From Esports Anthems to Boss-Battle Remixes
What makes Monstercat’s footprint in gaming so impressive isn’t just the scale of how many games it has worked with. It’s the range and quality of them. The label has scored games that traditionally would never have touched electronic music, breaking down barriers along the way: competitive shooters and cozy racers, MOBAs and RPGs, arcade cabinets and open-world tours, and its music has managed to feel at home in all of them.
Monstercat worked with Hi-Rez to get its artists custom in-game content, including a Noisestorm “Crab Rave” skin in the MOBA SMITE, with a companion partnership in the hero shooter Paladins. It has stepped into gaming giant Riot’s ecosystem too, delivering an official anthem for the VALORANT Champions Tour and a music-festival collaboration inside Teamfight Tactics.
In 2025, Monstercat made gaming history again with an official 10th-anniversary remix album for the beloved indie RPG Undertale, a collaboration with creator Toby Fox featuring fan-favorite remixers like Øneheart, VGR, and No Mana, and one of those remixes then jumped straight into the arcade rhythm game StepManiaX.

■ **Data records**
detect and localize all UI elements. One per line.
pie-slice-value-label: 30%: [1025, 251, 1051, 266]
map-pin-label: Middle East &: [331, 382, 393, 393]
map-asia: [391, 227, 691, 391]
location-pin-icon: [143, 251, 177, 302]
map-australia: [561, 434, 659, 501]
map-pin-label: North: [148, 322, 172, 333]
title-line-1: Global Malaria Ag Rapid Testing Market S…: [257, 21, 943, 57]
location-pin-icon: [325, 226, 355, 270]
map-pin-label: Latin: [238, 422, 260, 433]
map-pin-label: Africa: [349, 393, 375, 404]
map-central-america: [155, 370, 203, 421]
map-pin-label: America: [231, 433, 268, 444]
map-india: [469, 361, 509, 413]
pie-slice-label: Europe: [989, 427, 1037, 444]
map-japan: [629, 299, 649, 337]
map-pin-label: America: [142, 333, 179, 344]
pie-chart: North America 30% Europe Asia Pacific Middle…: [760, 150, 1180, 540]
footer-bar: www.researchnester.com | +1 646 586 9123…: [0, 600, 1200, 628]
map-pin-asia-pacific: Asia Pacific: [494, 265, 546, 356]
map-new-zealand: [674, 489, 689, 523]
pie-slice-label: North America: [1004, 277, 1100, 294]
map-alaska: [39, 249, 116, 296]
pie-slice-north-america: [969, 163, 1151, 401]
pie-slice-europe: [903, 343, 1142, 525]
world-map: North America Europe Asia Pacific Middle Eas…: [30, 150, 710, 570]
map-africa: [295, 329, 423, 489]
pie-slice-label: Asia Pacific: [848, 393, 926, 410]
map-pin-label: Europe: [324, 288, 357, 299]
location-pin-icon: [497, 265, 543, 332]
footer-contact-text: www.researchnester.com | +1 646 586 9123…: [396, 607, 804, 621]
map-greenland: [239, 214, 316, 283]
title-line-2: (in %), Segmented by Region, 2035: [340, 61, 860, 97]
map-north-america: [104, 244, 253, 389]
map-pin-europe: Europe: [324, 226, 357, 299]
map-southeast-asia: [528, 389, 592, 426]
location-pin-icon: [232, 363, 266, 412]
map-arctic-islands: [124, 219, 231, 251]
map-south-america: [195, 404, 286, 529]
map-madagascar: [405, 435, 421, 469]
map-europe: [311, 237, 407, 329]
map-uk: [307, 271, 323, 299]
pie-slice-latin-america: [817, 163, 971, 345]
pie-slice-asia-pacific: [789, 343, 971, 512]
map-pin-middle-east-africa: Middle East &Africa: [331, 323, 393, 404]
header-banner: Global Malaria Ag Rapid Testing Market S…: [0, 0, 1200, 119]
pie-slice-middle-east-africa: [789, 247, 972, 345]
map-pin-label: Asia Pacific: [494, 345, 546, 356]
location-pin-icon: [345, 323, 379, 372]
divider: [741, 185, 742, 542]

■ **Try it**
Continue the text on Monstercat's work in gaming from where it stops.

■ **Exercise response**
Monstercat’s music has ridden along in the Forza Horizon racing series across multiple titles, and it’s back again in Forza Horizon 6, playing across the game’s Bass Arena and Synthwave stations. The connection extended beyond in-game radio too, with the official gameplay teaser trailer using Haywyre’s Monstercat release “Chromatically” across Forza, Xbox and PlayStation channels, turning the track into part of the game’s wider marketing rollout. Its gaming résumé keeps going from Descenders Next and the in-game radio of American Truck Simulator and Euro Truck Simulator 2 to arcade rhythm cabinets like StepManiaX and countless indie titles.
Not an Accident: The Model Behind the Success
None of this happens by luck. It happens because Monstercat can do things most labels can’t. Because it controls both the master recording and the publishing rights to most of its catalog, a gaming studio can clear tracks in a single conversation instead of chasing down multiple rightsholders for sign-off. That kind of one-stop licensing is something few labels can match, and it’s a quiet reason Monstercat has reached so many games so quickly, with well over a hundred songs placed in titles in a single recent year.
More importantly, those placements make a real difference for the artists. Every song in a game is real money in an artist’s pocket, plus discoverability for their music. Hearing a track mid-game gives players a way to look up who made it, add it to a playlist, and follow a new favorite long after the match is over, which loops right back into more income for the artist. It’s central to Monstercat’s mission of building sustainable, long-term careers, and it’s a big part of how the label authentically earned its reputation as a rare artist-first company that invests in people for the long haul rather than chasing one-off hits the way major labels often do.
For a label rooted in both electronic music and gaming, Monstercat always understood that the two belonged together. The music makes games more magical and immersive for players, and it converts into something meaningful for the artists who make it.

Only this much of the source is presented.